WHAT TO WORK ON ::
Write out the material again word for word, dropping any images it holds.

(Structured figure records)
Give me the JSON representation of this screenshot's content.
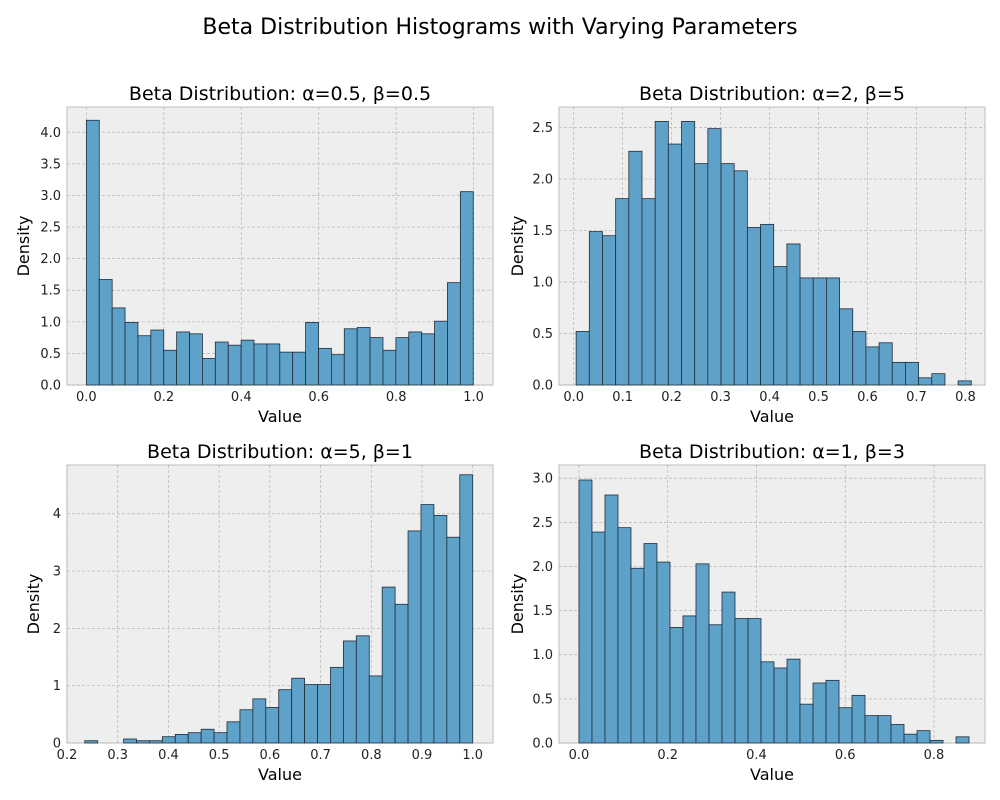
{
  "figure": {
    "title": "Beta Distribution Histograms with Varying Parameters",
    "colors": {
      "bar_fill": "#5fa2c9",
      "bar_edge": "#1f2d3a",
      "plot_bg": "#eeeeee",
      "grid": "#b5b5b5"
    }
  },
  "chart_data": [
    {
      "type": "bar",
      "title": "Beta Distribution: α=0.5, β=0.5",
      "xlabel": "Value",
      "ylabel": "Density",
      "xlim": [
        -0.05,
        1.05
      ],
      "ylim": [
        0,
        4.4
      ],
      "xticks": [
        0.0,
        0.2,
        0.4,
        0.6,
        0.8,
        1.0
      ],
      "xtick_labels": [
        "0.0",
        "0.2",
        "0.4",
        "0.6",
        "0.8",
        "1.0"
      ],
      "yticks": [
        0.0,
        0.5,
        1.0,
        1.5,
        2.0,
        2.5,
        3.0,
        3.5,
        4.0
      ],
      "ytick_labels": [
        "0.0",
        "0.5",
        "1.0",
        "1.5",
        "2.0",
        "2.5",
        "3.0",
        "3.5",
        "4.0"
      ],
      "grid": true,
      "bin_start": 0.0,
      "bin_width": 0.0333,
      "values": [
        4.19,
        1.67,
        1.22,
        0.99,
        0.78,
        0.87,
        0.55,
        0.84,
        0.81,
        0.42,
        0.68,
        0.63,
        0.71,
        0.65,
        0.65,
        0.52,
        0.52,
        0.99,
        0.58,
        0.48,
        0.89,
        0.91,
        0.75,
        0.55,
        0.75,
        0.84,
        0.81,
        1.01,
        1.62,
        3.06
      ]
    },
    {
      "type": "bar",
      "title": "Beta Distribution: α=2, β=5",
      "xlabel": "Value",
      "ylabel": "Density",
      "xlim": [
        -0.03,
        0.84
      ],
      "ylim": [
        0,
        2.7
      ],
      "xticks": [
        0.0,
        0.1,
        0.2,
        0.3,
        0.4,
        0.5,
        0.6,
        0.7,
        0.8
      ],
      "xtick_labels": [
        "0.0",
        "0.1",
        "0.2",
        "0.3",
        "0.4",
        "0.5",
        "0.6",
        "0.7",
        "0.8"
      ],
      "yticks": [
        0.0,
        0.5,
        1.0,
        1.5,
        2.0,
        2.5
      ],
      "ytick_labels": [
        "0.0",
        "0.5",
        "1.0",
        "1.5",
        "2.0",
        "2.5"
      ],
      "grid": true,
      "bin_start": 0.005,
      "bin_width": 0.0269,
      "values": [
        0.52,
        1.49,
        1.45,
        1.81,
        2.27,
        1.81,
        2.56,
        2.34,
        2.56,
        2.15,
        2.49,
        2.15,
        2.08,
        1.53,
        1.56,
        1.15,
        1.37,
        1.04,
        1.04,
        1.04,
        0.74,
        0.52,
        0.37,
        0.41,
        0.22,
        0.22,
        0.07,
        0.11,
        0.0,
        0.04
      ]
    },
    {
      "type": "bar",
      "title": "Beta Distribution: α=5, β=1",
      "xlabel": "Value",
      "ylabel": "Density",
      "xlim": [
        0.2,
        1.04
      ],
      "ylim": [
        0,
        4.85
      ],
      "xticks": [
        0.2,
        0.3,
        0.4,
        0.5,
        0.6,
        0.7,
        0.8,
        0.9,
        1.0
      ],
      "xtick_labels": [
        "0.2",
        "0.3",
        "0.4",
        "0.5",
        "0.6",
        "0.7",
        "0.8",
        "0.9",
        "1.0"
      ],
      "yticks": [
        0,
        1,
        2,
        3,
        4
      ],
      "ytick_labels": [
        "0",
        "1",
        "2",
        "3",
        "4"
      ],
      "grid": true,
      "bin_start": 0.235,
      "bin_width": 0.0255,
      "values": [
        0.04,
        0.0,
        0.0,
        0.07,
        0.04,
        0.04,
        0.11,
        0.15,
        0.18,
        0.24,
        0.18,
        0.37,
        0.58,
        0.77,
        0.62,
        0.93,
        1.13,
        1.02,
        1.02,
        1.32,
        1.78,
        1.87,
        1.17,
        2.72,
        2.42,
        3.7,
        4.16,
        3.97,
        3.59,
        4.68
      ]
    },
    {
      "type": "bar",
      "title": "Beta Distribution: α=1, β=3",
      "xlabel": "Value",
      "ylabel": "Density",
      "xlim": [
        -0.045,
        0.915
      ],
      "ylim": [
        0,
        3.15
      ],
      "xticks": [
        0.0,
        0.2,
        0.4,
        0.6,
        0.8
      ],
      "xtick_labels": [
        "0.0",
        "0.2",
        "0.4",
        "0.6",
        "0.8"
      ],
      "yticks": [
        0.0,
        0.5,
        1.0,
        1.5,
        2.0,
        2.5,
        3.0
      ],
      "ytick_labels": [
        "0.0",
        "0.5",
        "1.0",
        "1.5",
        "2.0",
        "2.5",
        "3.0"
      ],
      "grid": true,
      "bin_start": 0.0,
      "bin_width": 0.0293,
      "values": [
        2.98,
        2.39,
        2.81,
        2.44,
        1.98,
        2.26,
        2.05,
        1.31,
        1.44,
        2.03,
        1.34,
        1.71,
        1.41,
        1.41,
        0.92,
        0.85,
        0.95,
        0.44,
        0.68,
        0.71,
        0.4,
        0.54,
        0.31,
        0.31,
        0.21,
        0.1,
        0.14,
        0.03,
        0.0,
        0.07
      ]
    }
  ]
}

RESPONSE ::
Give me the JSON representation of this screenshot's content.
{
  "figure": {
    "title": "Beta Distribution Histograms with Varying Parameters",
    "colors": {
      "bar_fill": "#5fa2c9",
      "bar_edge": "#1f2d3a",
      "plot_bg": "#eeeeee",
      "grid": "#b5b5b5"
    }
  },
  "chart_data": [
    {
      "type": "bar",
      "title": "Beta Distribution: α=0.5, β=0.5",
      "xlabel": "Value",
      "ylabel": "Density",
      "xlim": [
        -0.05,
        1.05
      ],
      "ylim": [
        0,
        4.4
      ],
      "xticks": [
        0.0,
        0.2,
        0.4,
        0.6,
        0.8,
        1.0
      ],
      "xtick_labels": [
        "0.0",
        "0.2",
        "0.4",
        "0.6",
        "0.8",
        "1.0"
      ],
      "yticks": [
        0.0,
        0.5,
        1.0,
        1.5,
        2.0,
        2.5,
        3.0,
        3.5,
        4.0
      ],
      "ytick_labels": [
        "0.0",
        "0.5",
        "1.0",
        "1.5",
        "2.0",
        "2.5",
        "3.0",
        "3.5",
        "4.0"
      ],
      "grid": true,
      "bin_start": 0.0,
      "bin_width": 0.0333,
      "values": [
        4.19,
        1.67,
        1.22,
        0.99,
        0.78,
        0.87,
        0.55,
        0.84,
        0.81,
        0.42,
        0.68,
        0.63,
        0.71,
        0.65,
        0.65,
        0.52,
        0.52,
        0.99,
        0.58,
        0.48,
        0.89,
        0.91,
        0.75,
        0.55,
        0.75,
        0.84,
        0.81,
        1.01,
        1.62,
        3.06
      ]
    },
    {
      "type": "bar",
      "title": "Beta Distribution: α=2, β=5",
      "xlabel": "Value",
      "ylabel": "Density",
      "xlim": [
        -0.03,
        0.84
      ],
      "ylim": [
        0,
        2.7
      ],
      "xticks": [
        0.0,
        0.1,
        0.2,
        0.3,
        0.4,
        0.5,
        0.6,
        0.7,
        0.8
      ],
      "xtick_labels": [
        "0.0",
        "0.1",
        "0.2",
        "0.3",
        "0.4",
        "0.5",
        "0.6",
        "0.7",
        "0.8"
      ],
      "yticks": [
        0.0,
        0.5,
        1.0,
        1.5,
        2.0,
        2.5
      ],
      "ytick_labels": [
        "0.0",
        "0.5",
        "1.0",
        "1.5",
        "2.0",
        "2.5"
      ],
      "grid": true,
      "bin_start": 0.005,
      "bin_width": 0.0269,
      "values": [
        0.52,
        1.49,
        1.45,
        1.81,
        2.27,
        1.81,
        2.56,
        2.34,
        2.56,
        2.15,
        2.49,
        2.15,
        2.08,
        1.53,
        1.56,
        1.15,
        1.37,
        1.04,
        1.04,
        1.04,
        0.74,
        0.52,
        0.37,
        0.41,
        0.22,
        0.22,
        0.07,
        0.11,
        0.0,
        0.04
      ]
    },
    {
      "type": "bar",
      "title": "Beta Distribution: α=5, β=1",
      "xlabel": "Value",
      "ylabel": "Density",
      "xlim": [
        0.2,
        1.04
      ],
      "ylim": [
        0,
        4.85
      ],
      "xticks": [
        0.2,
        0.3,
        0.4,
        0.5,
        0.6,
        0.7,
        0.8,
        0.9,
        1.0
      ],
      "xtick_labels": [
        "0.2",
        "0.3",
        "0.4",
        "0.5",
        "0.6",
        "0.7",
        "0.8",
        "0.9",
        "1.0"
      ],
      "yticks": [
        0,
        1,
        2,
        3,
        4
      ],
      "ytick_labels": [
        "0",
        "1",
        "2",
        "3",
        "4"
      ],
      "grid": true,
      "bin_start": 0.235,
      "bin_width": 0.0255,
      "values": [
        0.04,
        0.0,
        0.0,
        0.07,
        0.04,
        0.04,
        0.11,
        0.15,
        0.18,
        0.24,
        0.18,
        0.37,
        0.58,
        0.77,
        0.62,
        0.93,
        1.13,
        1.02,
        1.02,
        1.32,
        1.78,
        1.87,
        1.17,
        2.72,
        2.42,
        3.7,
        4.16,
        3.97,
        3.59,
        4.68
      ]
    },
    {
      "type": "bar",
      "title": "Beta Distribution: α=1, β=3",
      "xlabel": "Value",
      "ylabel": "Density",
      "xlim": [
        -0.045,
        0.915
      ],
      "ylim": [
        0,
        3.15
      ],
      "xticks": [
        0.0,
        0.2,
        0.4,
        0.6,
        0.8
      ],
      "xtick_labels": [
        "0.0",
        "0.2",
        "0.4",
        "0.6",
        "0.8"
      ],
      "yticks": [
        0.0,
        0.5,
        1.0,
        1.5,
        2.0,
        2.5,
        3.0
      ],
      "ytick_labels": [
        "0.0",
        "0.5",
        "1.0",
        "1.5",
        "2.0",
        "2.5",
        "3.0"
      ],
      "grid": true,
      "bin_start": 0.0,
      "bin_width": 0.0293,
      "values": [
        2.98,
        2.39,
        2.81,
        2.44,
        1.98,
        2.26,
        2.05,
        1.31,
        1.44,
        2.03,
        1.34,
        1.71,
        1.41,
        1.41,
        0.92,
        0.85,
        0.95,
        0.44,
        0.68,
        0.71,
        0.4,
        0.54,
        0.31,
        0.31,
        0.21,
        0.1,
        0.14,
        0.03,
        0.0,
        0.07
      ]
    }
  ]
}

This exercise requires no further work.